Collected data
##########

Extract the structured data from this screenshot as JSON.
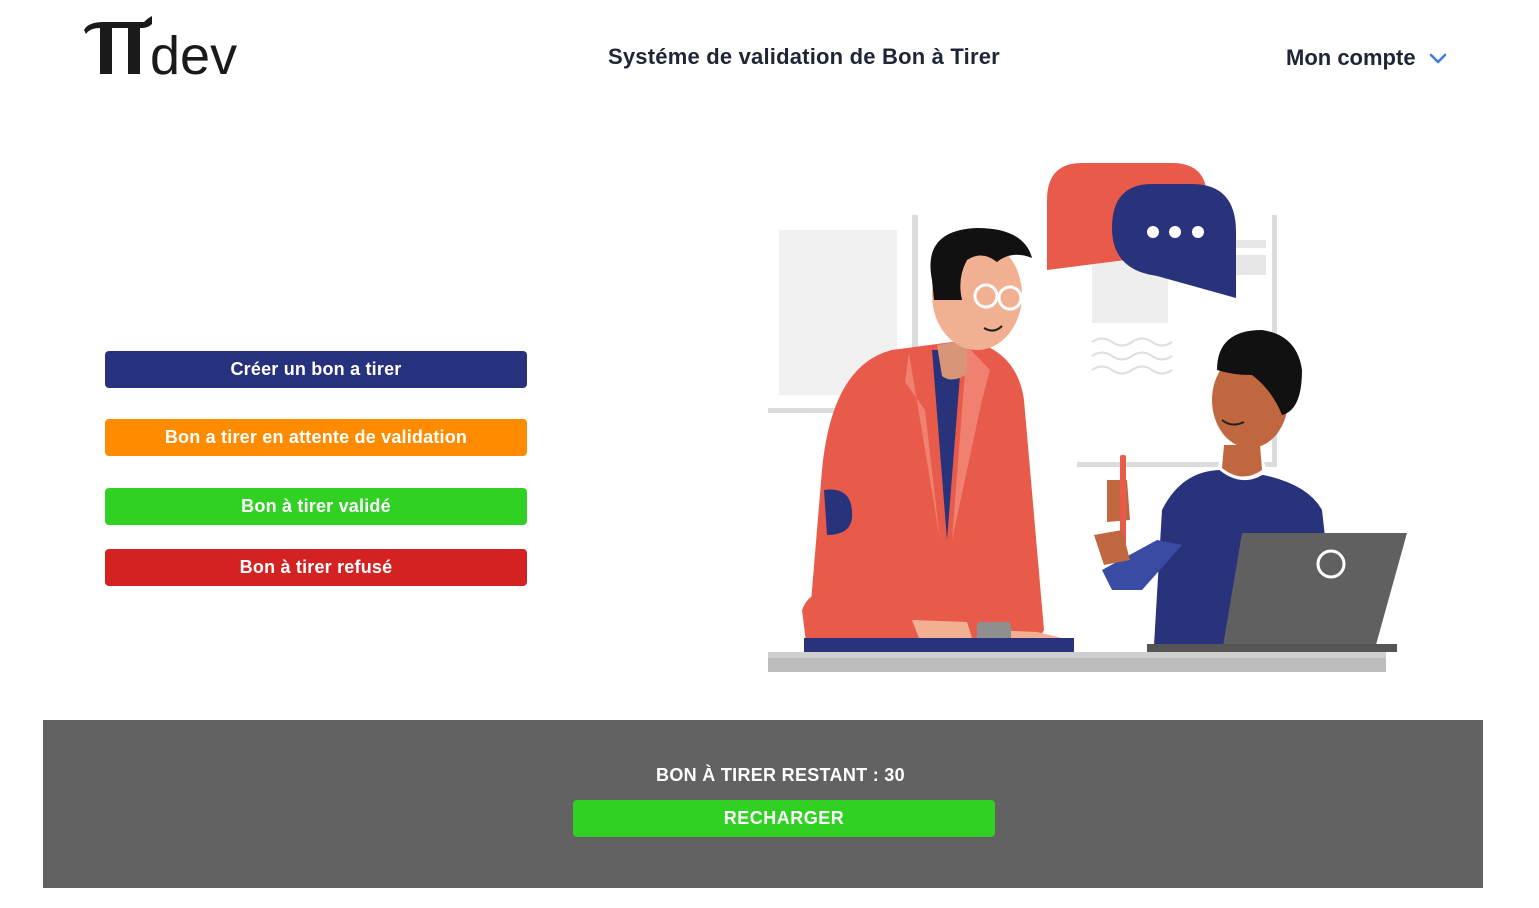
{
  "header": {
    "logo_text": "dev",
    "title": "Systéme de validation de Bon à Tirer",
    "account_label": "Mon compte",
    "account_icon": "chevron-down-icon"
  },
  "actions": {
    "create_label": "Créer un bon a tirer",
    "pending_label": "Bon a tirer en attente de validation",
    "validated_label": "Bon à tirer validé",
    "refused_label": "Bon à tirer refusé"
  },
  "footer": {
    "remaining_text": "BON À TIRER RESTANT : 30",
    "recharge_label": "RECHARGER"
  },
  "colors": {
    "primary_blue": "#27327e",
    "pending_orange": "#ff8c00",
    "validated_green": "#31d124",
    "refused_red": "#d42222",
    "panel_gray": "#626262",
    "accent_chevron": "#3d7de0"
  }
}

##########

■ **Written instruction**
The entries above are to be returned exactly, without their pictures.

■ **Solution to this task**
Extract the structured data from this screenshot as JSON.
{
  "header": {
    "logo_text": "dev",
    "title": "Systéme de validation de Bon à Tirer",
    "account_label": "Mon compte",
    "account_icon": "chevron-down-icon"
  },
  "actions": {
    "create_label": "Créer un bon a tirer",
    "pending_label": "Bon a tirer en attente de validation",
    "validated_label": "Bon à tirer validé",
    "refused_label": "Bon à tirer refusé"
  },
  "footer": {
    "remaining_text": "BON À TIRER RESTANT : 30",
    "recharge_label": "RECHARGER"
  },
  "colors": {
    "primary_blue": "#27327e",
    "pending_orange": "#ff8c00",
    "validated_green": "#31d124",
    "refused_red": "#d42222",
    "panel_gray": "#626262",
    "accent_chevron": "#3d7de0"
  }
}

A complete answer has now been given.